DATA FOR THIS TASK:

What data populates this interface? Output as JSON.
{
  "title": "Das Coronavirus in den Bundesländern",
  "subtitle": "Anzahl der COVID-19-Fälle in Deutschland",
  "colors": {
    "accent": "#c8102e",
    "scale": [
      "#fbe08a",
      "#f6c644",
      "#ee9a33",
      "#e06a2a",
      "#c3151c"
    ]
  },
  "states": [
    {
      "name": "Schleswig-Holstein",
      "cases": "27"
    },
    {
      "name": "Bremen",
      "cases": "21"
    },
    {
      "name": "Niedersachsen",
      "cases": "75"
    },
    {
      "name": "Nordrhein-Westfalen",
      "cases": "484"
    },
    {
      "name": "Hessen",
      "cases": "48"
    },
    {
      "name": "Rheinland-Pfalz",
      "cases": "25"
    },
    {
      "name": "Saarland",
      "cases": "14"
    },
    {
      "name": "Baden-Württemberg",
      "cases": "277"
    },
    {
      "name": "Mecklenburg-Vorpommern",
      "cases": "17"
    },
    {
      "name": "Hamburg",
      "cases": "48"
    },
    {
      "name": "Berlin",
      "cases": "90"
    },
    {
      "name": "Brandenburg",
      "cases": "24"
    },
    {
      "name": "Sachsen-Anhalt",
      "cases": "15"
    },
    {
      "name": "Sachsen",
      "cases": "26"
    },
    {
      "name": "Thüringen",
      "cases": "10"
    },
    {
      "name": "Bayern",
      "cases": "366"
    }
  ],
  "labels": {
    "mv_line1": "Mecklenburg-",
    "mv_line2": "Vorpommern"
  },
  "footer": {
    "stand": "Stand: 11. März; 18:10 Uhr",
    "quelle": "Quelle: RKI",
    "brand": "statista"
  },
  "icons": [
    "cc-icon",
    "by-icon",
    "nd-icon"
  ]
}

WORK INSTRUCTIONS:
Reproduce all lines from the records above that include the word "Vorpommern".

FINISHED TASK:
      "name": "Mecklenburg-Vorpommern",
    "mv_line2": "Vorpommern"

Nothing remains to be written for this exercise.